» **What the exercise asks**
Among these lines, how many include "color"? Answer only with the number.

» **Material provided**
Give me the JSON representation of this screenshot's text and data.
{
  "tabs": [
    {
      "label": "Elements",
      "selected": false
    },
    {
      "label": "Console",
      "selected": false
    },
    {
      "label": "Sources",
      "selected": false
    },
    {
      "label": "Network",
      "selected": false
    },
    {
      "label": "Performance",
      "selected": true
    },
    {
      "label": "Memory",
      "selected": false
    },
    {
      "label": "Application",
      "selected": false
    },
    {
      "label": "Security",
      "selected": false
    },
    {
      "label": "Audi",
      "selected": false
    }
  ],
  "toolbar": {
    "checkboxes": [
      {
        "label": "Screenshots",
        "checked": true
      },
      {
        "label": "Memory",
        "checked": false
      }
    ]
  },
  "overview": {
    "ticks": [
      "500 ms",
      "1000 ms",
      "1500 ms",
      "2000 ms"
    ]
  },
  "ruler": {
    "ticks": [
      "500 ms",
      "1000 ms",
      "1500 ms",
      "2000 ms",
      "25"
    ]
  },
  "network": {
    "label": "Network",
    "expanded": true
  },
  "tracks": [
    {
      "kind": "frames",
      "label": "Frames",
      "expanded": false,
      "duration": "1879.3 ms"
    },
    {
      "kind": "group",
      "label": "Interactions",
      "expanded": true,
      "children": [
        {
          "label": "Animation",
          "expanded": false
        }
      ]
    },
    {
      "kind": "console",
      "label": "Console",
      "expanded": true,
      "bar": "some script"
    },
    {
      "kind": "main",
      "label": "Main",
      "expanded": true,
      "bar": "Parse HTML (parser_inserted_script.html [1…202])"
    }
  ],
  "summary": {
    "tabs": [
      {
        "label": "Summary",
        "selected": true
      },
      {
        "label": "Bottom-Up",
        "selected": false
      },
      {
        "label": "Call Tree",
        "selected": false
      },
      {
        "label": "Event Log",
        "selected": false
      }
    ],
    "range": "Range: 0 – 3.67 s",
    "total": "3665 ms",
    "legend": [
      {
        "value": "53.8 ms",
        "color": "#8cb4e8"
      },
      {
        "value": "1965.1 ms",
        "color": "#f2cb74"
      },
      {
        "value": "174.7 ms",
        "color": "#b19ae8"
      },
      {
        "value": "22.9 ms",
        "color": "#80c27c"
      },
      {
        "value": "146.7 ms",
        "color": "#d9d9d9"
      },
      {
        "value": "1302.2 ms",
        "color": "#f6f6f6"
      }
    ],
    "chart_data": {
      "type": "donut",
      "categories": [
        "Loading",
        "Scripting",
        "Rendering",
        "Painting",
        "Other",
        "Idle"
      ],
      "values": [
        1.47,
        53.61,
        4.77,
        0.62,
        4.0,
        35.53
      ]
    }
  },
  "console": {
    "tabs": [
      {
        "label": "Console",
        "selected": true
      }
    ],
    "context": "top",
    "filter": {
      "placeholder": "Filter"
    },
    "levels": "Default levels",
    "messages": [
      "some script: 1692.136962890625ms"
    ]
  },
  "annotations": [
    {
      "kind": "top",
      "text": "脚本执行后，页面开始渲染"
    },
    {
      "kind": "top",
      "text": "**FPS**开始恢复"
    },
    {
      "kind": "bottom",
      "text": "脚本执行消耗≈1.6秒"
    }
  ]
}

» **Solution for this task**
6